Advertisement

How do we make America great? ‘Necessary Trouble’ and ‘Against Democracy’ take contrasting views

Sarah Jaffe talked to activists of all stripes, including the tea party and, pictured, Occupy Wall Street.
(Carolyn Cole/Los Angeles Times)
Share

Talking about how not normal the 2016 election is has become a journalistic tic. A new chunk of populist insanity, electoral bombast, or repetitive tragedy blasts out of the 24-hour news pipe; the nation reacts, and also doesn’t react. As we scrape the sweat from this most recent Hottest Month on Record off our skin, we’re tired. Tired of doing a double-take at every election update, tired of watching murders autoplay across social media, tired of seeing homes and neighborhoods and whole towns crumble under the heel of a recession someone keeps telling us is over and yet. Tired because outrage is a hard position to hold. Tired because hyper-vigilance isn’t a long-term solution.

The background noise of it all, the cicada-drone behind every update, is that the American democratic project is experiencing an extended moment of crisis. Various hoary institutions, from the press to the two-party system are teetering disconcertingly on the precipice of something. The question is, what, and what now?

Sarah Jaffe, a labor reporter who has spent the past several years following the diverse grass-roots movements that rose from the ashes of the 2008 recession, gives us one answer to this question in “Necessary Trouble.” Over 300 tightly written pages, Jaffe chronicles how newly energized people across the country and across the political spectrum have responded to the growing crisis in American democracy. Jaffe moves easily from movement to movement, describing the tea party with the same fluency, sympathy and comprehension as Occupy Wall Street. Interviewing hundreds of participants involved in dozens of different campaigns and actions, Jaffe’s America is engaged, involved and acutely aware of the raw deal it has been handed.

The landscape Jaffe describes is not nearly as polarized as election-year news coverage might make it seem. Issues such as environmental degradation, wage theft and the foreclosure crisis cross lines of ideology, partisan affiliation, race and class. Jaffe highlights the aisle-bridging actions of many early tea party and foreclosure activists, gently reminding her readers that an electorate acrimoniously divided along party lines helps somebody, but rarely those most in need of it.

Advertisement

“It matters to get this story right,” Jaffe writes. “It matters because, as Seattle City Council member Kshama Sawant told me, if we continue to assume that change happens because benevolent leaders at the top hand it down, then we will continue to ask nicely, and to be disappointed, frustrated, and disempowered when asking nicely does not do the trick.”

The current crop of movements did not spring into being fully formed, and Jaffe provides ample historical context to help her readers understand how we got here from there. A core challenge to telling the stories of modern social movements is to make the entrenched, impersonal systems they fight against into visible, graspable opponents. Jaffe’s compelling prose rises to that challenge.

While the Internet has been a boon to activists, particularly those in countries where the rights of speech and assembly are severely curtailed, Jaffe does not let her stories get too preoccupied with the fast and shiny novelty of online organizing. The coming together of like-minded individuals into a demonstrable, physical presence remains central to effective political organizing. In many ways, overuse of the Internet can work against marshaling the power of the people, encouraging in-fighting, fractionalization, and the disintegration of movements into hashtags, thunder-claps and blue-check celebrity-talking heads.

■ Extracted data ■
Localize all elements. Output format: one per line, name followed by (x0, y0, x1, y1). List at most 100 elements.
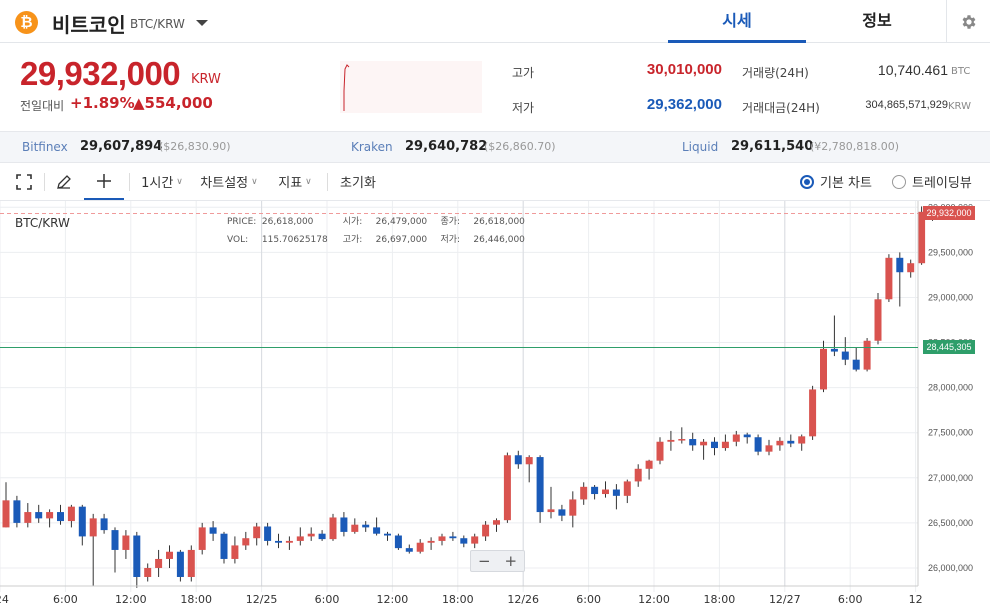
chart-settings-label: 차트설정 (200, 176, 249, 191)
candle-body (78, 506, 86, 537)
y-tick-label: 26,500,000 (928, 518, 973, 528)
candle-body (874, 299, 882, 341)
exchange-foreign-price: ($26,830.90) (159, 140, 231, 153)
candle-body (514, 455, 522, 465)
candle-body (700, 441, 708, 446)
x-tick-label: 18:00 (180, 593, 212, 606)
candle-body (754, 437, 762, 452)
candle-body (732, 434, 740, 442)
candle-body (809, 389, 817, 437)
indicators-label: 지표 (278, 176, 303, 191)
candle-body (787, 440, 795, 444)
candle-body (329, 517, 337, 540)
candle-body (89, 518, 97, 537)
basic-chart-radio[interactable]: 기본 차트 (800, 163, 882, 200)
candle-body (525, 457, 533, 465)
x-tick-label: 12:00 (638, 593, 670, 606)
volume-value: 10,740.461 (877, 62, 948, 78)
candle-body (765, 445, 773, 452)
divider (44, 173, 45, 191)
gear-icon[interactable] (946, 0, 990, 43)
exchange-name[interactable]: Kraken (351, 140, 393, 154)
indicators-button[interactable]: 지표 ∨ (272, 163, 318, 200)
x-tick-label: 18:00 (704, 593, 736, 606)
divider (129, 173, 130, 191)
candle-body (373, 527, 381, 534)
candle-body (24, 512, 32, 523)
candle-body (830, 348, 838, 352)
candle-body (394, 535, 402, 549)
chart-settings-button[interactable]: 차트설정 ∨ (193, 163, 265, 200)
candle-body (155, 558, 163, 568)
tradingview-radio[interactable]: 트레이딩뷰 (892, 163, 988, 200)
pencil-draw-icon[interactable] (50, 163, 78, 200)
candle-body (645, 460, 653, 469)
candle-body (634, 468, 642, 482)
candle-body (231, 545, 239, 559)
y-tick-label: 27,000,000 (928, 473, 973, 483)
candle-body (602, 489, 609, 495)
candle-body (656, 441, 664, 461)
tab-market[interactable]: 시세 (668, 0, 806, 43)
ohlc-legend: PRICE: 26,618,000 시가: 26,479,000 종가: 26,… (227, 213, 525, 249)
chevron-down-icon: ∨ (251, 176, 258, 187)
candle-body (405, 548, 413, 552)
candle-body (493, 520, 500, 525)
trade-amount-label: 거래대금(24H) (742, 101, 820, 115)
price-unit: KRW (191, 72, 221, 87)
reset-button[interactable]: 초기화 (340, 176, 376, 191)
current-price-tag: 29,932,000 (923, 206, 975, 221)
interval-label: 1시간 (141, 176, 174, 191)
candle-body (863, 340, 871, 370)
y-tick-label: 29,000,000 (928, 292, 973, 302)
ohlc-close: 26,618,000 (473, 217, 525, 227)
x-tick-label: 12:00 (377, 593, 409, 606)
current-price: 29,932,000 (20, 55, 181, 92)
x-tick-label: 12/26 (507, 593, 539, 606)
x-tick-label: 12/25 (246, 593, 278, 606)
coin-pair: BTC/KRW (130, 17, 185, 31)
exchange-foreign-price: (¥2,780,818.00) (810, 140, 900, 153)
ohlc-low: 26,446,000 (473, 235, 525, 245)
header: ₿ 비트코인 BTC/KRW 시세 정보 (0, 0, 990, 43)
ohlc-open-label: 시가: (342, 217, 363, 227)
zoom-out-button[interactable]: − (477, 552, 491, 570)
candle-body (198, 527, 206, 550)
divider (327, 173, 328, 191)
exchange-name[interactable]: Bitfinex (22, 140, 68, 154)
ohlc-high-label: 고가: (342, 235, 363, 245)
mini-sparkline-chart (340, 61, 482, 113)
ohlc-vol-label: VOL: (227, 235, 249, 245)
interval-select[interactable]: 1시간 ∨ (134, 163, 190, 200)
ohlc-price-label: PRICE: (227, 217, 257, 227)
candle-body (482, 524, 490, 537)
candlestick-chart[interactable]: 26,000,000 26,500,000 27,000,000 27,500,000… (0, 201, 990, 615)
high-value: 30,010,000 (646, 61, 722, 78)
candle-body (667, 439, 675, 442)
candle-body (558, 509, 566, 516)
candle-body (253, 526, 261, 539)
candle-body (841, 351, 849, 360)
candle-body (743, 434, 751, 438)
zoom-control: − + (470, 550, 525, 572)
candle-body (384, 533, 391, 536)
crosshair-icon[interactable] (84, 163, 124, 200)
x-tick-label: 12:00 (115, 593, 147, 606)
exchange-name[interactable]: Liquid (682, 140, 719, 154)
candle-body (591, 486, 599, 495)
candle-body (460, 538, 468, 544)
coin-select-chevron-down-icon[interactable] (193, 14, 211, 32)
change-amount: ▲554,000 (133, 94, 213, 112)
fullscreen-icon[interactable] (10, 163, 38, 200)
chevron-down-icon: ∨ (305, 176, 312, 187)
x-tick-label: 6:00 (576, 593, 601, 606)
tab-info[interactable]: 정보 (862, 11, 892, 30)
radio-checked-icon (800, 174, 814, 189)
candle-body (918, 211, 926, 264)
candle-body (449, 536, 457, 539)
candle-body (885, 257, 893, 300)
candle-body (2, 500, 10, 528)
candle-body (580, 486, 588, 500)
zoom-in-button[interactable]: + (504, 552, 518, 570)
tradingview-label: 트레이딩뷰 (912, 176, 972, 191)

■ Goal of the exercise ■
Using the book review at the top, mark each statement yes or no, and back each answer with the deciding words from the review, quoted exactly. 1. Jaffe writes about the tea party with less sympathy than she shows Occupy Wall Street. 2. "Necessary Trouble" runs to more than 300 pages. 3. The review holds that people gathering in person is still central to effective political organizing.

■ Response below ■
1. No: "describing the tea party with the same fluency, sympathy and comprehension as Occupy Wall Street"
2. Yes: "Over 300 tightly written pages"
3. Yes: "The coming together of like-minded individuals into a demonstrable, physical presence remains central to effective political organizing."